___ Source material ___

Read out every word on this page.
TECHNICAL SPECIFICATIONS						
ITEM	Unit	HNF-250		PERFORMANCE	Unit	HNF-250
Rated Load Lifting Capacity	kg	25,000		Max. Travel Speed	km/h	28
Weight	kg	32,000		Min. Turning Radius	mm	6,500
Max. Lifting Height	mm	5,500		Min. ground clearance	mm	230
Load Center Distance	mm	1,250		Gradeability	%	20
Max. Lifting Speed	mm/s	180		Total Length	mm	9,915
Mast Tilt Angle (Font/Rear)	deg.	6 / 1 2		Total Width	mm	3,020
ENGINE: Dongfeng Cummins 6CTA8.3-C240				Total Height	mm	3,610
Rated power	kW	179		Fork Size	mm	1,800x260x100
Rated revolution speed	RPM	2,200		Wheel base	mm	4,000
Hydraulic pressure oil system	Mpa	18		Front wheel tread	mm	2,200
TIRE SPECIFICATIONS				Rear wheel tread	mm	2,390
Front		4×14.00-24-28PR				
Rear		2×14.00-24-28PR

___

### Problem to solve
Read through the entries and copy each line in which "Total" appears.

### Solved exercise
Max. Lifting Speed	mm/s	180		Total Length	mm	9,915
Mast Tilt Angle (Font/Rear)	deg.	6 / 1 2		Total Width	mm	3,020
ENGINE: Dongfeng Cummins 6CTA8.3-C240				Total Height	mm	3,610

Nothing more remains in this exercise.